Return the records that follow, matching each one exactly.

(Dataset items)
----
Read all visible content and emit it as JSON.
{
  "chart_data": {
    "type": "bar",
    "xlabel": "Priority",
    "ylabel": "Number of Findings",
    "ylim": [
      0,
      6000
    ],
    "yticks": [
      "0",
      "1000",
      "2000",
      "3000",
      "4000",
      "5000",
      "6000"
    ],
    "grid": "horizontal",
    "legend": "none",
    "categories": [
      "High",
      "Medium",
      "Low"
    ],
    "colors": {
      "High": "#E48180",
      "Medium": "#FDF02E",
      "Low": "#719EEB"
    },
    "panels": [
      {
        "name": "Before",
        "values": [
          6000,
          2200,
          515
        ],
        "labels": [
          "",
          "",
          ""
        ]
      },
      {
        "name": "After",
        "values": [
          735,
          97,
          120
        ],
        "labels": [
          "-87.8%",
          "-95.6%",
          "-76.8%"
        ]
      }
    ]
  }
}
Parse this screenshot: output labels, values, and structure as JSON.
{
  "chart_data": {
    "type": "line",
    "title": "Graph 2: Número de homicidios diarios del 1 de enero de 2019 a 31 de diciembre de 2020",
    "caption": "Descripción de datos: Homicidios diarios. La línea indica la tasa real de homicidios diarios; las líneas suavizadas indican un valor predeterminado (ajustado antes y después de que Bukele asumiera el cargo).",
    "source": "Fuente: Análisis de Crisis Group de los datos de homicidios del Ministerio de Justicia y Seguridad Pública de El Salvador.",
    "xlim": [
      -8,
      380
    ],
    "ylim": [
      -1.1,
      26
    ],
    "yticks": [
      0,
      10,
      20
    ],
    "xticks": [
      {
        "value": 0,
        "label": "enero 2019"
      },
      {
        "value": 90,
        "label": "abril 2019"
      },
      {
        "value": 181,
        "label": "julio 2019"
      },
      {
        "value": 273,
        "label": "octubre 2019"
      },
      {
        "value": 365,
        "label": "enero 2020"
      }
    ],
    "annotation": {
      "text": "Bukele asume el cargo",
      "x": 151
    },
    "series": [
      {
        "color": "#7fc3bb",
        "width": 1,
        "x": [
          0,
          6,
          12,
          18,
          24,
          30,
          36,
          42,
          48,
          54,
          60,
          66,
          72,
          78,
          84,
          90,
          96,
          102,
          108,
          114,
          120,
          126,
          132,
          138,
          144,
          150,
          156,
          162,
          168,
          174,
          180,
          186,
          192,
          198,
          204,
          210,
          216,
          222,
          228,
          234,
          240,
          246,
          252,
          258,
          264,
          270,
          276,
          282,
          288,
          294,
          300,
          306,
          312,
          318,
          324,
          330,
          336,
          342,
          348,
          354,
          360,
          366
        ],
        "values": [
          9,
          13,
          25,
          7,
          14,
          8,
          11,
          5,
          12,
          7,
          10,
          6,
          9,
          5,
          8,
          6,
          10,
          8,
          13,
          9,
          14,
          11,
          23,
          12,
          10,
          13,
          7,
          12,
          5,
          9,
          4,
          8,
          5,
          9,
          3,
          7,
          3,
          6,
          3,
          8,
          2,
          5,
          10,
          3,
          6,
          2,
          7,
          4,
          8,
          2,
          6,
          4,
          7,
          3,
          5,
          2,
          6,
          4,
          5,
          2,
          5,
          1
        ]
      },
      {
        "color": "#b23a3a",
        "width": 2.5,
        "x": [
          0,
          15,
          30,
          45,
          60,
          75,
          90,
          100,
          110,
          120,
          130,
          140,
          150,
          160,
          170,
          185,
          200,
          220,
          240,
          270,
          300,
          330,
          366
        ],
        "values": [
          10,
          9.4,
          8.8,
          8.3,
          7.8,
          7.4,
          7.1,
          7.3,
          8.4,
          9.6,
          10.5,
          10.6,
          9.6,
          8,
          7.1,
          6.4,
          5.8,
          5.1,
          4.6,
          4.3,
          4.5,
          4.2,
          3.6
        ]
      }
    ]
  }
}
----
▶ [EXERCISE ANSWER]:
Read all visible content and emit it as JSON.
{
  "chart_data": {
    "type": "bar",
    "xlabel": "Priority",
    "ylabel": "Number of Findings",
    "ylim": [
      0,
      6000
    ],
    "yticks": [
      "0",
      "1000",
      "2000",
      "3000",
      "4000",
      "5000",
      "6000"
    ],
    "grid": "horizontal",
    "legend": "none",
    "categories": [
      "High",
      "Medium",
      "Low"
    ],
    "colors": {
      "High": "#E48180",
      "Medium": "#FDF02E",
      "Low": "#719EEB"
    },
    "panels": [
      {
        "name": "Before",
        "values": [
          6000,
          2200,
          515
        ],
        "labels": [
          "",
          "",
          ""
        ]
      },
      {
        "name": "After",
        "values": [
          735,
          97,
          120
        ],
        "labels": [
          "-87.8%",
          "-95.6%",
          "-76.8%"
        ]
      }
    ]
  }
}
Parse this screenshot: output labels, values, and structure as JSON.
{
  "chart_data": {
    "type": "line",
    "title": "Graph 2: Número de homicidios diarios del 1 de enero de 2019 a 31 de diciembre de 2020",
    "caption": "Descripción de datos: Homicidios diarios. La línea indica la tasa real de homicidios diarios; las líneas suavizadas indican un valor predeterminado (ajustado antes y después de que Bukele asumiera el cargo).",
    "source": "Fuente: Análisis de Crisis Group de los datos de homicidios del Ministerio de Justicia y Seguridad Pública de El Salvador.",
    "xlim": [
      -8,
      380
    ],
    "ylim": [
      -1.1,
      26
    ],
    "yticks": [
      0,
      10,
      20
    ],
    "xticks": [
      {
        "value": 0,
        "label": "enero 2019"
      },
      {
        "value": 90,
        "label": "abril 2019"
      },
      {
        "value": 181,
        "label": "julio 2019"
      },
      {
        "value": 273,
        "label": "octubre 2019"
      },
      {
        "value": 365,
        "label": "enero 2020"
      }
    ],
    "annotation": {
      "text": "Bukele asume el cargo",
      "x": 151
    },
    "series": [
      {
        "color": "#7fc3bb",
        "width": 1,
        "x": [
          0,
          6,
          12,
          18,
          24,
          30,
          36,
          42,
          48,
          54,
          60,
          66,
          72,
          78,
          84,
          90,
          96,
          102,
          108,
          114,
          120,
          126,
          132,
          138,
          144,
          150,
          156,
          162,
          168,
          174,
          180,
          186,
          192,
          198,
          204,
          210,
          216,
          222,
          228,
          234,
          240,
          246,
          252,
          258,
          264,
          270,
          276,
          282,
          288,
          294,
          300,
          306,
          312,
          318,
          324,
          330,
          336,
          342,
          348,
          354,
          360,
          366
        ],
        "values": [
          9,
          13,
          25,
          7,
          14,
          8,
          11,
          5,
          12,
          7,
          10,
          6,
          9,
          5,
          8,
          6,
          10,
          8,
          13,
          9,
          14,
          11,
          23,
          12,
          10,
          13,
          7,
          12,
          5,
          9,
          4,
          8,
          5,
          9,
          3,
          7,
          3,
          6,
          3,
          8,
          2,
          5,
          10,
          3,
          6,
          2,
          7,
          4,
          8,
          2,
          6,
          4,
          7,
          3,
          5,
          2,
          6,
          4,
          5,
          2,
          5,
          1
        ]
      },
      {
        "color": "#b23a3a",
        "width": 2.5,
        "x": [
          0,
          15,
          30,
          45,
          60,
          75,
          90,
          100,
          110,
          120,
          130,
          140,
          150,
          160,
          170,
          185,
          200,
          220,
          240,
          270,
          300,
          330,
          366
        ],
        "values": [
          10,
          9.4,
          8.8,
          8.3,
          7.8,
          7.4,
          7.1,
          7.3,
          8.4,
          9.6,
          10.5,
          10.6,
          9.6,
          8,
          7.1,
          6.4,
          5.8,
          5.1,
          4.6,
          4.3,
          4.5,
          4.2,
          3.6
        ]
      }
    ]
  }
}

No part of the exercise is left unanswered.